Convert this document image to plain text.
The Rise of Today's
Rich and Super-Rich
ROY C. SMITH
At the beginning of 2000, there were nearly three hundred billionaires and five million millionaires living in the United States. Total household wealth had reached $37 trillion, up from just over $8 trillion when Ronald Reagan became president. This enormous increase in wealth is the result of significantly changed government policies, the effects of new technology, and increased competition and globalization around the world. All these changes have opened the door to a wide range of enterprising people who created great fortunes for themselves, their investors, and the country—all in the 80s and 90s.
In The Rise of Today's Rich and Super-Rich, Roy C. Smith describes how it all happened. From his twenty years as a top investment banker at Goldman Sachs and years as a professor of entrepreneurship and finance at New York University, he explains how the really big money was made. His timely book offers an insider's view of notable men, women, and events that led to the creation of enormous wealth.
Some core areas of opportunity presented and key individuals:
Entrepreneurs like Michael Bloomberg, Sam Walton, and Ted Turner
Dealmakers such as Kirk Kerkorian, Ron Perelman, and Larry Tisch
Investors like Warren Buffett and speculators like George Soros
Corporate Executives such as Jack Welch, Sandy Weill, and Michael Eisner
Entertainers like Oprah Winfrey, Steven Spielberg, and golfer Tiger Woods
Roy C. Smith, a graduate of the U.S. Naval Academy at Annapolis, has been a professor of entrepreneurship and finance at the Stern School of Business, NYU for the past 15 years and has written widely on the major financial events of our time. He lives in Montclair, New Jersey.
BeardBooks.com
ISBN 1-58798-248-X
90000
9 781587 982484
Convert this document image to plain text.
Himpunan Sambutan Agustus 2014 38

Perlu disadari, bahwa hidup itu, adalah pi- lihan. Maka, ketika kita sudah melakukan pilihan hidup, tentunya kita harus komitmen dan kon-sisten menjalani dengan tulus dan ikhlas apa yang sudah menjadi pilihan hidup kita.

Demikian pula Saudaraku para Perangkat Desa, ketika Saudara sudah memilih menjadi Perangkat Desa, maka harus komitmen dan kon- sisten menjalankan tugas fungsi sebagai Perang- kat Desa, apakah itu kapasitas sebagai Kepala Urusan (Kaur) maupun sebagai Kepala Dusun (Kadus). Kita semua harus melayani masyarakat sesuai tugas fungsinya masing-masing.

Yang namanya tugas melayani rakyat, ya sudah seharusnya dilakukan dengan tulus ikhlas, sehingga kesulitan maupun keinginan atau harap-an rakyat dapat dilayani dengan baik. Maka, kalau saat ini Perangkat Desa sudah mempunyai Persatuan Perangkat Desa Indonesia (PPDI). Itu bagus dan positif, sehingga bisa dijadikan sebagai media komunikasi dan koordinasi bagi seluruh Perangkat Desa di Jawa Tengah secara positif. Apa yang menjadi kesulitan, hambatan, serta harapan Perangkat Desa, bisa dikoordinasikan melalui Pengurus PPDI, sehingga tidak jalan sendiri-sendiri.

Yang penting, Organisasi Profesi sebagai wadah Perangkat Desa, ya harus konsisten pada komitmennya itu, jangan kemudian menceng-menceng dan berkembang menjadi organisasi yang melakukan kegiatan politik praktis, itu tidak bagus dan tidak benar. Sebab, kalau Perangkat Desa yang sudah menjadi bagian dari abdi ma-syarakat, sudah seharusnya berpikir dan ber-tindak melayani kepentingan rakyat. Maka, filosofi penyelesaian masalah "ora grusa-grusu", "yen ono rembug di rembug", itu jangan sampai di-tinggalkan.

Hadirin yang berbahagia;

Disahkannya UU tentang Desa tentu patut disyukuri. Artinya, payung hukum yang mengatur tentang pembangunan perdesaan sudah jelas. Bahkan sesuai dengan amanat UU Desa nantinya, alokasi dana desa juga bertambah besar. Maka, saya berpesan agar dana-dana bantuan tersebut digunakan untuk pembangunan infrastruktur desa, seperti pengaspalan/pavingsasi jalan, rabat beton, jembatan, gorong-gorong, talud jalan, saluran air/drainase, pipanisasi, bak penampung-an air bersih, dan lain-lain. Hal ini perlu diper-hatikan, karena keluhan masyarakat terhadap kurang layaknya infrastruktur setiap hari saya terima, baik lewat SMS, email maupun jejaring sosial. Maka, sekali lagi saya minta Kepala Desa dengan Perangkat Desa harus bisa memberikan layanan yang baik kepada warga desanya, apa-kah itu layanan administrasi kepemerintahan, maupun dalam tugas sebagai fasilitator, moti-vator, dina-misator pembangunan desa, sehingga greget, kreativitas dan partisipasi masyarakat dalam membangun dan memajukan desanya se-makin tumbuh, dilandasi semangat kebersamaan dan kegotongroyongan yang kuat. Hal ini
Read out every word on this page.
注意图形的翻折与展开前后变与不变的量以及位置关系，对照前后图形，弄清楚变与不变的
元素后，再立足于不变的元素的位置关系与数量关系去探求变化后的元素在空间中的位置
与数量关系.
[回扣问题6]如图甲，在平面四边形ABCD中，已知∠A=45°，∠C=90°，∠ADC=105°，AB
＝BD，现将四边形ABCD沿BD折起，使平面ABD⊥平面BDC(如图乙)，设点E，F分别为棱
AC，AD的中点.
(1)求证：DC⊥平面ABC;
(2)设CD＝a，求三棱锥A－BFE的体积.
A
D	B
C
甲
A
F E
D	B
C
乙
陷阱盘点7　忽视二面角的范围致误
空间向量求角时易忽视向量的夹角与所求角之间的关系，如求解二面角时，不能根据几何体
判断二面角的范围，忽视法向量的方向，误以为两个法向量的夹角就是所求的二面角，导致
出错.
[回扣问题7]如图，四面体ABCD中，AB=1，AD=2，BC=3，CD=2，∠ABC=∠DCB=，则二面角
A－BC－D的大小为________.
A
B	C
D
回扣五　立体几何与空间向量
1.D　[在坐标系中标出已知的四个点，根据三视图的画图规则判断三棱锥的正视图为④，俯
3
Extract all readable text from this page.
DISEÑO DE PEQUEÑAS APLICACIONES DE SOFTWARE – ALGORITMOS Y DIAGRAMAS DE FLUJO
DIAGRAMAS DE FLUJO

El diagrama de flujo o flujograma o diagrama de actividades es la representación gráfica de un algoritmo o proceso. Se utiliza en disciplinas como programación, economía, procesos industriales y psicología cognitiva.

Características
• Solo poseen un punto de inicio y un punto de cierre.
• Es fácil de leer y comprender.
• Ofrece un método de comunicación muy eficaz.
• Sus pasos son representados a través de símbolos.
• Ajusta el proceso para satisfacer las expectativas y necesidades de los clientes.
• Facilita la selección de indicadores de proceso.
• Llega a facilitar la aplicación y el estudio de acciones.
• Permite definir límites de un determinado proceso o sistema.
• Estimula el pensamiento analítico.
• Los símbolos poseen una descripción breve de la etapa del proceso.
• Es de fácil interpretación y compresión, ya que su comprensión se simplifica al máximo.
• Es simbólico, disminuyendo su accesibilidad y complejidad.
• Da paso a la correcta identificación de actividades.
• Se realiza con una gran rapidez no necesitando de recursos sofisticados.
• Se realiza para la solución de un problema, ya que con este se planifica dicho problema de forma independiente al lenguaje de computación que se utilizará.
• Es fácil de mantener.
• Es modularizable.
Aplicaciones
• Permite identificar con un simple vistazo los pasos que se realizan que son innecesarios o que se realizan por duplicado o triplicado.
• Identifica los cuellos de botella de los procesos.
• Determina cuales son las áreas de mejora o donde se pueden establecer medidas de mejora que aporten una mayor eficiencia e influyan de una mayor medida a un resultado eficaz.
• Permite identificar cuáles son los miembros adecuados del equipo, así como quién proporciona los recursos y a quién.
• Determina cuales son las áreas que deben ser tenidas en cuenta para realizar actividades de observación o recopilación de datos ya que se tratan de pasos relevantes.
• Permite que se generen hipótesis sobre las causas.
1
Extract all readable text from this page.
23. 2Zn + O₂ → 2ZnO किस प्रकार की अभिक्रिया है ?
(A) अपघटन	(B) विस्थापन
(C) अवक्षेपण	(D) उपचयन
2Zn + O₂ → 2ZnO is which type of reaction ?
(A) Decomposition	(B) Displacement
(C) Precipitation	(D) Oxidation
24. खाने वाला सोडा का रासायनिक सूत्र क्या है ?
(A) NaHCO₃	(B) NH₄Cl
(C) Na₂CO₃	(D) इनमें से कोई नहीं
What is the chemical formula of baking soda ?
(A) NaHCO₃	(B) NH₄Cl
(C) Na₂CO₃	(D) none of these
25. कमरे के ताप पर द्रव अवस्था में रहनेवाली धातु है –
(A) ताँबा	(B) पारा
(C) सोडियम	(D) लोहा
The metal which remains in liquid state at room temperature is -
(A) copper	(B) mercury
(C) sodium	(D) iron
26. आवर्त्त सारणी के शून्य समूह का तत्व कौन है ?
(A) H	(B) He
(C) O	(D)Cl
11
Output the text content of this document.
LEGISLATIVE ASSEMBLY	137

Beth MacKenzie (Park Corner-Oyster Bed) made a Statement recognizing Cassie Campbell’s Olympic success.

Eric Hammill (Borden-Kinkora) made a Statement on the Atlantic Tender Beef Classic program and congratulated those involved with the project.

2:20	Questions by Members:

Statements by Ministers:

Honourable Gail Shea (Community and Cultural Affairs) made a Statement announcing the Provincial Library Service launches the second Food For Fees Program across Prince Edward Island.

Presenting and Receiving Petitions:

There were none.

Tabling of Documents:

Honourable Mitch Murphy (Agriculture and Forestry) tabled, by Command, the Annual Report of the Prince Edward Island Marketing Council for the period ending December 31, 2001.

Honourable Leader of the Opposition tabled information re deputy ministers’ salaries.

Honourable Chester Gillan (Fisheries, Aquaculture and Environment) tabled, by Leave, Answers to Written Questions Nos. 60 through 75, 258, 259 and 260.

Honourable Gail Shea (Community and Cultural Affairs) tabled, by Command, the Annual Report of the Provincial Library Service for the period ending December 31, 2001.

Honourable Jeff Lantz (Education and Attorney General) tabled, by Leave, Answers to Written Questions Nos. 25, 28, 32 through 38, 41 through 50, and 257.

□ □ □

Task description
Check each line of these records for the string "símbolos" and state only how many lines have it.

Result for this exercise
2